** BEGIN Input records **
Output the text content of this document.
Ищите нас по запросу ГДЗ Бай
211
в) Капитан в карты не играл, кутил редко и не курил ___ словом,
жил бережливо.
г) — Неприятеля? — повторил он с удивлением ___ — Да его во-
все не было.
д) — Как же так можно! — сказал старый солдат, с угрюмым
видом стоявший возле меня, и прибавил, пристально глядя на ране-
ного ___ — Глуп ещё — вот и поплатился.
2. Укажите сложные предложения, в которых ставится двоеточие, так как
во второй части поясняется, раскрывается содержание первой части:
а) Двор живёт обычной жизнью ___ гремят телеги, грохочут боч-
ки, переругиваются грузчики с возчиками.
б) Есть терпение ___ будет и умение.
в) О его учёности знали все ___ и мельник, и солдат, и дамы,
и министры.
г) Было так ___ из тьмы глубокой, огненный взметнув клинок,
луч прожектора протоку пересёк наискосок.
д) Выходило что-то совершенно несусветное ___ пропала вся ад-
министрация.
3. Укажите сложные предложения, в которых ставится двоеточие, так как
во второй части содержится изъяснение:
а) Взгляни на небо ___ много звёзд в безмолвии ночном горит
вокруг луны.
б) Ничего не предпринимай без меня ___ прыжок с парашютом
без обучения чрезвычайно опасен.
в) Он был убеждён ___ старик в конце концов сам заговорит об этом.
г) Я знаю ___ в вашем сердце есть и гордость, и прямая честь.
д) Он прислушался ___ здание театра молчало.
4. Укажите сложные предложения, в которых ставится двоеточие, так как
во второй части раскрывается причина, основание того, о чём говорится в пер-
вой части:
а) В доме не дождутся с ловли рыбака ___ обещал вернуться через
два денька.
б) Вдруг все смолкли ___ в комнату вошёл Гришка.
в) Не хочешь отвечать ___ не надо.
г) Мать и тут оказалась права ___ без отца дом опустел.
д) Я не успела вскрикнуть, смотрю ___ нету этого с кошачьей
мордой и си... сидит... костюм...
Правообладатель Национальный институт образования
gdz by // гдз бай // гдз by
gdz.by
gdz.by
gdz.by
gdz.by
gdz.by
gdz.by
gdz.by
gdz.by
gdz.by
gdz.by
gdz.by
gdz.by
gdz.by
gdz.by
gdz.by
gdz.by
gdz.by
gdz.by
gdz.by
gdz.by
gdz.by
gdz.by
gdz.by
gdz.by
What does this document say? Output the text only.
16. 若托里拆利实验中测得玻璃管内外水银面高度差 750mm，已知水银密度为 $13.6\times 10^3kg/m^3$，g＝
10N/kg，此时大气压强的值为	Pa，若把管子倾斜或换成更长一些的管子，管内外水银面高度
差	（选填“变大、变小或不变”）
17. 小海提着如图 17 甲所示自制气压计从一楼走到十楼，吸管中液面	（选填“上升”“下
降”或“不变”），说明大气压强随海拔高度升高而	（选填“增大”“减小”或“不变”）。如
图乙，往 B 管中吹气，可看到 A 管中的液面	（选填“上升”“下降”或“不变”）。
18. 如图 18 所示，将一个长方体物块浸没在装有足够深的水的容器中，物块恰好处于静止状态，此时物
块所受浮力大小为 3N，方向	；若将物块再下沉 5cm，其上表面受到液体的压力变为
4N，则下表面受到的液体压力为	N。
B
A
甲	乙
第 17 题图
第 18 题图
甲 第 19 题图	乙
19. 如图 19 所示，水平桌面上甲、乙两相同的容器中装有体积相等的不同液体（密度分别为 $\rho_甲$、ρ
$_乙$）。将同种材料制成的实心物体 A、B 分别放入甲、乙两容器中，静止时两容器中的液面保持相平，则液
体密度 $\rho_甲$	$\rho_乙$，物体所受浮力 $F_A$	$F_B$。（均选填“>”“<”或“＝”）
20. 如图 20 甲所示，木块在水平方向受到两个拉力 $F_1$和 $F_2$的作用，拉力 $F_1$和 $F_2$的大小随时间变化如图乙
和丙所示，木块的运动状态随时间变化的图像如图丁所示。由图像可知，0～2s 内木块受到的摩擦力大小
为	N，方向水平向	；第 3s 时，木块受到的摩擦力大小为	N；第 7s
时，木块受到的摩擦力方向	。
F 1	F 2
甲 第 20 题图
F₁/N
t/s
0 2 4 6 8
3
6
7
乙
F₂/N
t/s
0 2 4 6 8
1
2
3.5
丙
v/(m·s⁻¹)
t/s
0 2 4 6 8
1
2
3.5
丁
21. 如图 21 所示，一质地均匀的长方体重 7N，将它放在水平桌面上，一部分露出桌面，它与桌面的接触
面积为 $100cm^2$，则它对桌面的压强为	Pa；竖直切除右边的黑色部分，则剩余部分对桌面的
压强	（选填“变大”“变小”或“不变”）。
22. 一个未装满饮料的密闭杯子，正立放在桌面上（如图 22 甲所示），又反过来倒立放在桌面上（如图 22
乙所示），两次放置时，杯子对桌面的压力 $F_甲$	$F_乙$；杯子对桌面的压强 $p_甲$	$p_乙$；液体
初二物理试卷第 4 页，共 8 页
** END Input records **
What you are asked to do: Which lines in the data above contain "Output"? Show each one.

Reply to the task:
Output the text content of this document.
What does this document say? Output the text only.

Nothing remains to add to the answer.